Locate every line in the material below that has the word "Distance". Copy each of those lines.

Records that describe figures
= = = = =
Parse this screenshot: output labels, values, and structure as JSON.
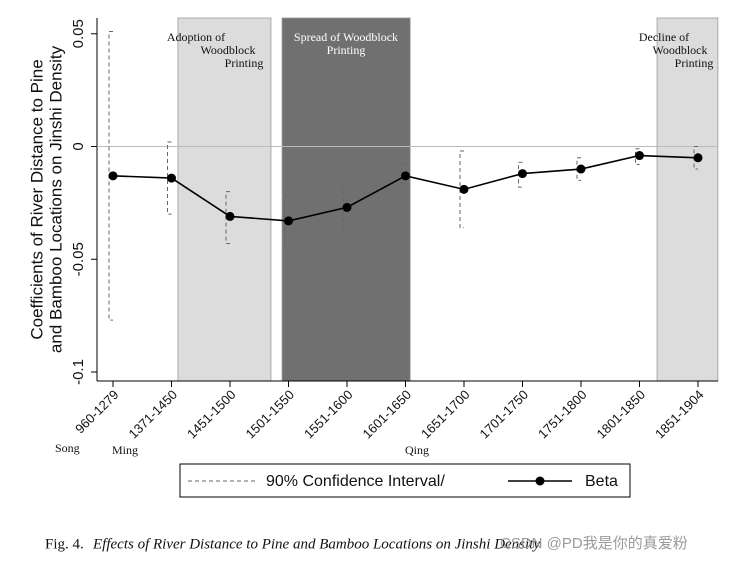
{
  "chart_data": {
    "type": "line_errorbar",
    "y_label_lines": [
      "Coefficients of River Distance to Pine",
      "and Bamboo Locations on Jinshi Density"
    ],
    "categories": [
      "960-1279",
      "1371-1450",
      "1451-1500",
      "1501-1550",
      "1551-1600",
      "1601-1650",
      "1651-1700",
      "1701-1750",
      "1751-1800",
      "1801-1850",
      "1851-1904"
    ],
    "series": [
      {
        "name": "Beta",
        "color": "#000000",
        "values": [
          -0.013,
          -0.014,
          -0.031,
          -0.033,
          -0.027,
          -0.013,
          -0.019,
          -0.012,
          -0.01,
          -0.004,
          -0.005
        ],
        "ci_low": [
          -0.077,
          -0.03,
          -0.043,
          -0.043,
          -0.036,
          -0.018,
          -0.036,
          -0.018,
          -0.015,
          -0.008,
          -0.01
        ],
        "ci_high": [
          0.051,
          0.002,
          -0.02,
          -0.022,
          -0.018,
          -0.008,
          -0.002,
          -0.007,
          -0.005,
          -0.001,
          0.0
        ]
      }
    ],
    "ci_name": "90% Confidence Interval/",
    "ci_color": "#666666",
    "ylim": [
      -0.104,
      0.057
    ],
    "yticks": [
      0.05,
      0,
      -0.05,
      -0.1
    ],
    "reference_line": 0,
    "regions": [
      {
        "label_lines": [
          "Adoption of",
          "Woodblock",
          "Printing"
        ],
        "color": "#dcdcdc"
      },
      {
        "label_lines": [
          "Spread of Woodblock",
          "Printing"
        ],
        "color": "#707070"
      },
      {
        "label_lines": [
          "Decline of",
          "Woodblock",
          "Printing"
        ],
        "color": "#dcdcdc"
      }
    ],
    "dynasties": [
      "Song",
      "Ming",
      "Qing"
    ],
    "caption_prefix": "Fig. 4.",
    "caption": "Effects of River Distance to Pine and Bamboo Locations on Jinshi Density",
    "watermark": "CSDN @PD我是你的真爱粉"
  }
}
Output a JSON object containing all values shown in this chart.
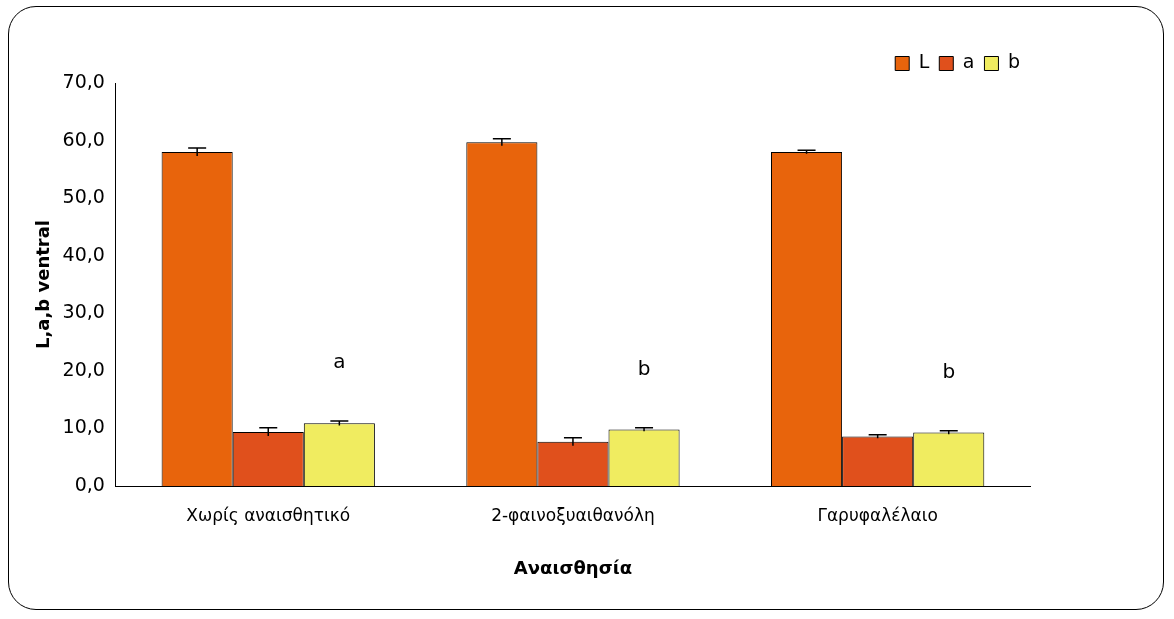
{
  "chart_data": {
    "type": "bar",
    "xlabel": "Αναισθησία",
    "ylabel": "L,a,b ventral",
    "categories": [
      "Χωρίς αναισθητικό",
      "2-φαινοξυαιθανόλη",
      "Γαρυφαλέλαιο"
    ],
    "series": [
      {
        "name": "L",
        "color": "#e8640c",
        "values": [
          58.0,
          59.7,
          58.0
        ],
        "errors": [
          0.7,
          0.6,
          0.3
        ]
      },
      {
        "name": "a",
        "color": "#e0501c",
        "values": [
          9.4,
          7.7,
          8.6
        ],
        "errors": [
          0.7,
          0.7,
          0.3
        ]
      },
      {
        "name": "b",
        "color": "#f0ec60",
        "values": [
          10.9,
          9.8,
          9.3
        ],
        "errors": [
          0.4,
          0.3,
          0.3
        ]
      }
    ],
    "ylim": [
      0,
      70
    ],
    "yticks": [
      {
        "value": 0,
        "label": "0,0"
      },
      {
        "value": 10,
        "label": "10,0"
      },
      {
        "value": 20,
        "label": "20,0"
      },
      {
        "value": 30,
        "label": "30,0"
      },
      {
        "value": 40,
        "label": "40,0"
      },
      {
        "value": 50,
        "label": "50,0"
      },
      {
        "value": 60,
        "label": "60,0"
      },
      {
        "value": 70,
        "label": "70,0"
      }
    ],
    "annotations": [
      "a",
      "b",
      "b"
    ],
    "grid": false,
    "legend": "top right"
  }
}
= = = = =
## [The answer]
      "Coefficients of River Distance to Pine",
    "caption": "Effects of River Distance to Pine and Bamboo Locations on Jinshi Density",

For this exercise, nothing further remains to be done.